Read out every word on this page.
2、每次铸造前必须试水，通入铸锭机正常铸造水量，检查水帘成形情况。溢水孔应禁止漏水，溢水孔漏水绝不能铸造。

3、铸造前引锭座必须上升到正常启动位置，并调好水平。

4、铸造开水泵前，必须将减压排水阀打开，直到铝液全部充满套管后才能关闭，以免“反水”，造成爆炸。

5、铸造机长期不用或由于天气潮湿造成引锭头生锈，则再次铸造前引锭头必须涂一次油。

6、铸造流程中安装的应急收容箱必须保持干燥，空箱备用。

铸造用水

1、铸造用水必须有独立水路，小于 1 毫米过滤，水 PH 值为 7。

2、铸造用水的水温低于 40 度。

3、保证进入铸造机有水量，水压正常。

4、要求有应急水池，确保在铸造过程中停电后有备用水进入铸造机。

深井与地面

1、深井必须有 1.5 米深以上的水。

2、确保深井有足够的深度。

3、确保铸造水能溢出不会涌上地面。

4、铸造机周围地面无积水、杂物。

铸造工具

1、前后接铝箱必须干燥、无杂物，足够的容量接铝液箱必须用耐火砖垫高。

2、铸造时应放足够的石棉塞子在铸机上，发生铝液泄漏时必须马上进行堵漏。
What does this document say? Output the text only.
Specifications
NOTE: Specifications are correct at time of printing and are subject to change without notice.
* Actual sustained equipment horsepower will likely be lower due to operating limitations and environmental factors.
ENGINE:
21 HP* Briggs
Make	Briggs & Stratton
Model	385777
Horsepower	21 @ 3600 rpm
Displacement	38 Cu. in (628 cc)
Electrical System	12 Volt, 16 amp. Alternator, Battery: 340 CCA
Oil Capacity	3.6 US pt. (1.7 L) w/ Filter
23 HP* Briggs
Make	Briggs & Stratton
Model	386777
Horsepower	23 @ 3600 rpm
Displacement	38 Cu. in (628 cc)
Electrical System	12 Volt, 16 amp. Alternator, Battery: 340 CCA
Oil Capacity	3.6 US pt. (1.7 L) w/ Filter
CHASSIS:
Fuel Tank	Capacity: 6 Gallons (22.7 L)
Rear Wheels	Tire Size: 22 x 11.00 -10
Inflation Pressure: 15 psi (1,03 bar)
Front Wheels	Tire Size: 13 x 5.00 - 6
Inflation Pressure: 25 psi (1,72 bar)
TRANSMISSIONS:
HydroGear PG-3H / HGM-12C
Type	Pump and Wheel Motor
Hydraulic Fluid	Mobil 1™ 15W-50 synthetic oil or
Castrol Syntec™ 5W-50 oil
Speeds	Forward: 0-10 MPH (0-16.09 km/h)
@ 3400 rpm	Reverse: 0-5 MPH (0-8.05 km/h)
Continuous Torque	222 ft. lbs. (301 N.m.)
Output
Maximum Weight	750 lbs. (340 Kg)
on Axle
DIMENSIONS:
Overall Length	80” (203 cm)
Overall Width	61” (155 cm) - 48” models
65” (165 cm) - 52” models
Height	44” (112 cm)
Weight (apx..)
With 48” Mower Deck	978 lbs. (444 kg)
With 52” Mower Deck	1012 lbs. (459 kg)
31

§ §

DO THIS
Filter out all lines lacking the word "Size" and copy the rest.

RESULT OF THE TASK
Rear Wheels	Tire Size: 22 x 11.00 -10
Front Wheels	Tire Size: 13 x 5.00 - 6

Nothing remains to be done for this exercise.